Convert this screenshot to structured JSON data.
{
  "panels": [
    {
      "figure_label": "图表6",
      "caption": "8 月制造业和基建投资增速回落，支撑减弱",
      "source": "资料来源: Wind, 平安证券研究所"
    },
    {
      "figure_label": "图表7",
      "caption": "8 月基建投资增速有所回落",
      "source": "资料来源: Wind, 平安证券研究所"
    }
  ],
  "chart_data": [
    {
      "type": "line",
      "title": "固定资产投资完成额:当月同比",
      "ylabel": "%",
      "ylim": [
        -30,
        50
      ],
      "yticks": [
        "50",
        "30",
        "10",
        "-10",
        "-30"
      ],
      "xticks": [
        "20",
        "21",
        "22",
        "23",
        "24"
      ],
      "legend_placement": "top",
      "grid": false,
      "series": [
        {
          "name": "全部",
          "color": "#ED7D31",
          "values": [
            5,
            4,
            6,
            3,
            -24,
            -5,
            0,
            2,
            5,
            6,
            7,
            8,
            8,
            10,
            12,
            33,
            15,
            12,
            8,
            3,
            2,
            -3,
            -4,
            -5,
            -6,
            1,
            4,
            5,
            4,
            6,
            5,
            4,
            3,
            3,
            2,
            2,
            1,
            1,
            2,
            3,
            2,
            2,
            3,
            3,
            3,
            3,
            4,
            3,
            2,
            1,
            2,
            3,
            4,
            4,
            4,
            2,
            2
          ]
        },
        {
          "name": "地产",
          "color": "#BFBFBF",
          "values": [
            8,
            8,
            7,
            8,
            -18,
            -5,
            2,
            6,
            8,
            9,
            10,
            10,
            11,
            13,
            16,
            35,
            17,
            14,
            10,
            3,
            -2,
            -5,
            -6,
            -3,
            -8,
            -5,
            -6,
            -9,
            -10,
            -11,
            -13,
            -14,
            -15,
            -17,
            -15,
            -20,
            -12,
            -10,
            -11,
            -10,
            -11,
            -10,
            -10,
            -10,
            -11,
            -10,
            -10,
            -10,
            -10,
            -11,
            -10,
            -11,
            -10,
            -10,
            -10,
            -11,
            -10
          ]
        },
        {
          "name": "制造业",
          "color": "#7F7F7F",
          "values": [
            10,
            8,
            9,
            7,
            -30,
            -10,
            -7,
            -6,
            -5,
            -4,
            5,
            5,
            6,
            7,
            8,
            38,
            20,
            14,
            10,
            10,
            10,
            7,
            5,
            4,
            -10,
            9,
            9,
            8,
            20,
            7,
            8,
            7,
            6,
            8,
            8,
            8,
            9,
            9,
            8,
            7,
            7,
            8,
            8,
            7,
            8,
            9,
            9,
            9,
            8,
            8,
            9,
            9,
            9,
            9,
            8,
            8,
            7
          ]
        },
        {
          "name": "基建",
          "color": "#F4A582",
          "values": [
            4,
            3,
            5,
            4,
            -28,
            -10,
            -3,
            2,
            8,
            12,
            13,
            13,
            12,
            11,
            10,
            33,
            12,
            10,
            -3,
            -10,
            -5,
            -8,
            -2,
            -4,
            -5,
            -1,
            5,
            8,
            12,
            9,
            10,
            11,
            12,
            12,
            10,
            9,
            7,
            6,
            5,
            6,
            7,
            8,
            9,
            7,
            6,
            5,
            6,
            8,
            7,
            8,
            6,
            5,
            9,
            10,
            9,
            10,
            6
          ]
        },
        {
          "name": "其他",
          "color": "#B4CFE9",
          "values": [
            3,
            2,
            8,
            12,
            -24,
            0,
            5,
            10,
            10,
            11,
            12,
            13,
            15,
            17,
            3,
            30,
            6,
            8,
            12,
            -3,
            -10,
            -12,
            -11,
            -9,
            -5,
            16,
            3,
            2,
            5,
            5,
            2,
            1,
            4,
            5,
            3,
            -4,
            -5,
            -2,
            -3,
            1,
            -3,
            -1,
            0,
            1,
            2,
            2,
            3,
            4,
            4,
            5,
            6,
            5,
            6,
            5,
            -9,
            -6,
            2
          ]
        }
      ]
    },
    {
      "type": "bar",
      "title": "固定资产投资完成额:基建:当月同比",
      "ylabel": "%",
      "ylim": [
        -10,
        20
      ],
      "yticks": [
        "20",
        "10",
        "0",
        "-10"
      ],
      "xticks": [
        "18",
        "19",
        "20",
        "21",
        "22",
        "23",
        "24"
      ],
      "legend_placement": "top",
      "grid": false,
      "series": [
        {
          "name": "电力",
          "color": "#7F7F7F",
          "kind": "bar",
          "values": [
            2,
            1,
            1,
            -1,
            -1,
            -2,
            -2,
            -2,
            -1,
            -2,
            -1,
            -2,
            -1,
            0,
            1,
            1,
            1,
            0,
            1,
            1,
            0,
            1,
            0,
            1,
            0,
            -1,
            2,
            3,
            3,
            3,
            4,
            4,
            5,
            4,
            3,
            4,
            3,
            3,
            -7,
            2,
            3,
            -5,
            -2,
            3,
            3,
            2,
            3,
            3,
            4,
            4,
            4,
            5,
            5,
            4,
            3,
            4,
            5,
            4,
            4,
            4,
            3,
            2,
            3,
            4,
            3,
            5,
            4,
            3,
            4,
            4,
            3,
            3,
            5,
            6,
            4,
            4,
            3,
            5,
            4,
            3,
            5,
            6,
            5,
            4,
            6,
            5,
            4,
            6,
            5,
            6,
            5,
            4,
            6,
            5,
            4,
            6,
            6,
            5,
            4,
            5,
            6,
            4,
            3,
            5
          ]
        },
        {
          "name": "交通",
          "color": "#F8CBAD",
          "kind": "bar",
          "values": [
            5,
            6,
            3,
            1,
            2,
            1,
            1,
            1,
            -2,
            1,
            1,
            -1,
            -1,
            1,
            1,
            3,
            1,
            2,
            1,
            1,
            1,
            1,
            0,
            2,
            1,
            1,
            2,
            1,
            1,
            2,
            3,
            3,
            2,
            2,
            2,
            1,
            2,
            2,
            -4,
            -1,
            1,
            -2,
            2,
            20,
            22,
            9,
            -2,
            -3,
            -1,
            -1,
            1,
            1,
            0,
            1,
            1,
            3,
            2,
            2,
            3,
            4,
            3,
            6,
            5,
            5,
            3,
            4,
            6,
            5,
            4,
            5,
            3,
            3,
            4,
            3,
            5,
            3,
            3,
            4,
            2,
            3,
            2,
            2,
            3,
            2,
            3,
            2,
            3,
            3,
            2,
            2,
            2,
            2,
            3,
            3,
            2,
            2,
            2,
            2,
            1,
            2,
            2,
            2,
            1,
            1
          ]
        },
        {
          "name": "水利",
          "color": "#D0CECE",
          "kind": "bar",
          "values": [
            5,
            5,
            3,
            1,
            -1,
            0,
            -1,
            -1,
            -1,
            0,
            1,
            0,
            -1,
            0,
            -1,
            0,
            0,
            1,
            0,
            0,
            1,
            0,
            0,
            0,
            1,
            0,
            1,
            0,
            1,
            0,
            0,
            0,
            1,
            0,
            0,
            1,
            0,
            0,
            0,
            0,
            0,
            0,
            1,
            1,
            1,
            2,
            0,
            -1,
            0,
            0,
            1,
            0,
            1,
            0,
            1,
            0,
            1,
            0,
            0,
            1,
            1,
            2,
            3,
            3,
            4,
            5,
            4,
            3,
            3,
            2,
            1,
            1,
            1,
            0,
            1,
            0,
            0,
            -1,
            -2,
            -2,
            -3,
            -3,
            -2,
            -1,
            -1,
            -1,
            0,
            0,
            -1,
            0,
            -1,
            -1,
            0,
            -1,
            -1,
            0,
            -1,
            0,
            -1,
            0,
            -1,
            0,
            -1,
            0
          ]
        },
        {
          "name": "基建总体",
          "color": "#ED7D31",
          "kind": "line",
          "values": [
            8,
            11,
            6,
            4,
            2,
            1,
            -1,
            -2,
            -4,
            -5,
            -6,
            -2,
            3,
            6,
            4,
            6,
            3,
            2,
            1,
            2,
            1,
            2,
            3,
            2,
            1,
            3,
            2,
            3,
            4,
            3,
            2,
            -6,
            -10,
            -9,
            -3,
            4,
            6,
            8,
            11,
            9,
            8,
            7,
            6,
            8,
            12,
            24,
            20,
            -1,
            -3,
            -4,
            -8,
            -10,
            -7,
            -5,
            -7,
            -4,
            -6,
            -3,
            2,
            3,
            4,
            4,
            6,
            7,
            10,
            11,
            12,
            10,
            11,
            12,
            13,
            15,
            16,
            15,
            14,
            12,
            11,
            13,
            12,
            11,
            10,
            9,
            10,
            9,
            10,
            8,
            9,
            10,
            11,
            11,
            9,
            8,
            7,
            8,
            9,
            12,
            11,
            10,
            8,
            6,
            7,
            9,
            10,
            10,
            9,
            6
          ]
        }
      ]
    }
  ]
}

════════════════

All lines of the data above that include the word "当月同比" must be shown.

__SOLUTION FOR THIS PROBLEM__.
      "title": "固定资产投资完成额:当月同比",
      "title": "固定资产投资完成额:基建:当月同比",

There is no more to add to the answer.